**WORK TO BE COMPLETED**:
From the listing below, extract every line in which the word "document" appears.

**Records from a data collection**:

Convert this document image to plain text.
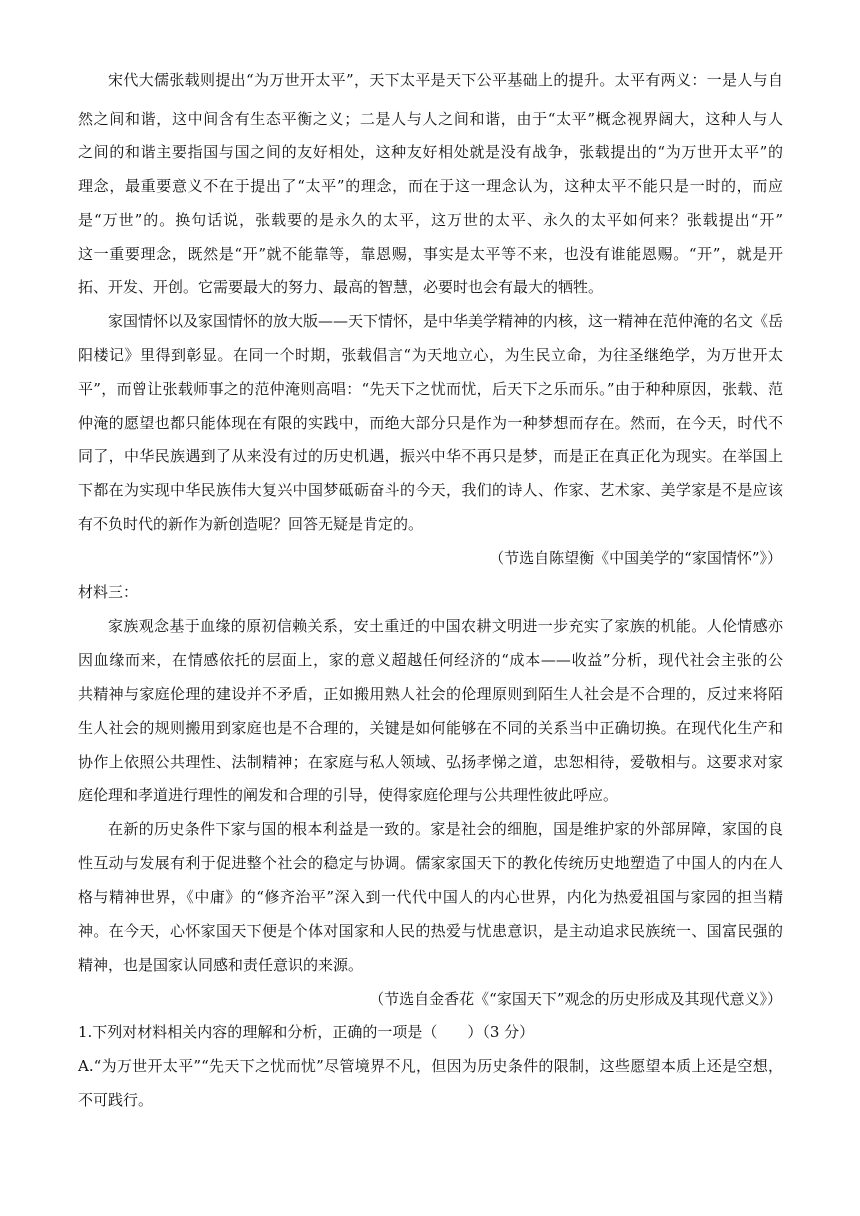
宋代大儒张载则提出“为万世开太平”，天下太平是天下公平基础上的提升。太平有两义：一是人与自
然之间和谐，这中间含有生态平衡之义；二是人与人之间和谐，由于“太平”概念视界阔大，这种人与人
之间的和谐主要指国与国之间的友好相处，这种友好相处就是没有战争，张载提出的“为万世开太平”的
理念，最重要意义不在于提出了“太平”的理念，而在于这一理念认为，这种太平不能只是一时的，而应
是“万世”的。换句话说，张载要的是永久的太平，这万世的太平、永久的太平如何来？张载提出“开”
这一重要理念，既然是“开”就不能靠等，靠恩赐，事实是太平等不来，也没有谁能恩赐。“开”，就是开
拓、开发、开创。它需要最大的努力、最高的智慧，必要时也会有最大的牺牲。
家国情怀以及家国情怀的放大版——天下情怀，是中华美学精神的内核，这一精神在范仲淹的名文《岳
阳楼记》里得到彰显。在同一个时期，张载倡言“为天地立心，为生民立命，为往圣继绝学，为万世开太
平”，而曾让张载师事之的范仲淹则高唱：“先天下之忧而忧，后天下之乐而乐。”由于种种原因，张载、范
仲淹的愿望也都只能体现在有限的实践中，而绝大部分只是作为一种梦想而存在。然而，在今天，时代不
同了，中华民族遇到了从来没有过的历史机遇，振兴中华不再只是梦，而是正在真正化为现实。在举国上
下都在为实现中华民族伟大复兴中国梦砥砺奋斗的今天，我们的诗人、作家、艺术家、美学家是不是应该
有不负时代的新作为新创造呢？回答无疑是肯定的。
（节选自陈望衡《中国美学的“家国情怀”》）
材料三：
家族观念基于血缘的原初信赖关系，安土重迁的中国农耕文明进一步充实了家族的机能。人伦情感亦
因血缘而来，在情感依托的层面上，家的意义超越任何经济的“成本——收益”分析，现代社会主张的公
共精神与家庭伦理的建设并不矛盾，正如搬用熟人社会的伦理原则到陌生人社会是不合理的，反过来将陌
生人社会的规则搬用到家庭也是不合理的，关键是如何能够在不同的关系当中正确切换。在现代化生产和
协作上依照公共理性、法制精神；在家庭与私人领域、弘扬孝悌之道，忠恕相待，爱敬相与。这要求对家
庭伦理和孝道进行理性的阐发和合理的引导，使得家庭伦理与公共理性彼此呼应。
在新的历史条件下家与国的根本利益是一致的。家是社会的细胞，国是维护家的外部屏障，家国的良
性互动与发展有利于促进整个社会的稳定与协调。儒家家国天下的教化传统历史地塑造了中国人的内在人
格与精神世界，《中庸》的“修齐治平”深入到一代代中国人的内心世界，内化为热爱祖国与家园的担当精
神。在今天，心怀家国天下便是个体对国家和人民的热爱与忧患意识，是主动追求民族统一、国富民强的
精神，也是国家认同感和责任意识的来源。
（节选自金香花《“家国天下”观念的历史形成及其现代意义》）
1.下列对材料相关内容的理解和分析，正确的一项是（　　）（3 分）
A.“为万世开太平”“先天下之忧而忧”尽管境界不凡，但因为历史条件的限制，这些愿望本质上还是空想，
不可践行。
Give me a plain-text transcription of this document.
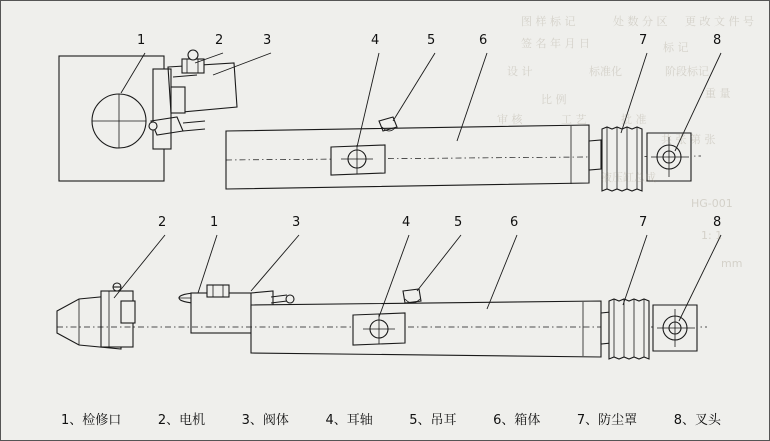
1	2	3	4	5	6	7	8
2	1	3	4	5	6	7	8
图 样 标 记	处 数 分 区 更 改 文 件 号
签 名 年 月 日	标 记
设 计	标准化	阶段标记
重 量
比 例
审 核	工 艺	批 准
共 张 第 张
液压缸总成
HG-001
1: 1
mm
1、检修口	2、电机	3、阀体	4、耳轴	5、吊耳	6、箱体	7、防尘罩	8、叉头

**FULL OUTPUT**:
Convert this document image to plain text.
Give me a plain-text transcription of this document.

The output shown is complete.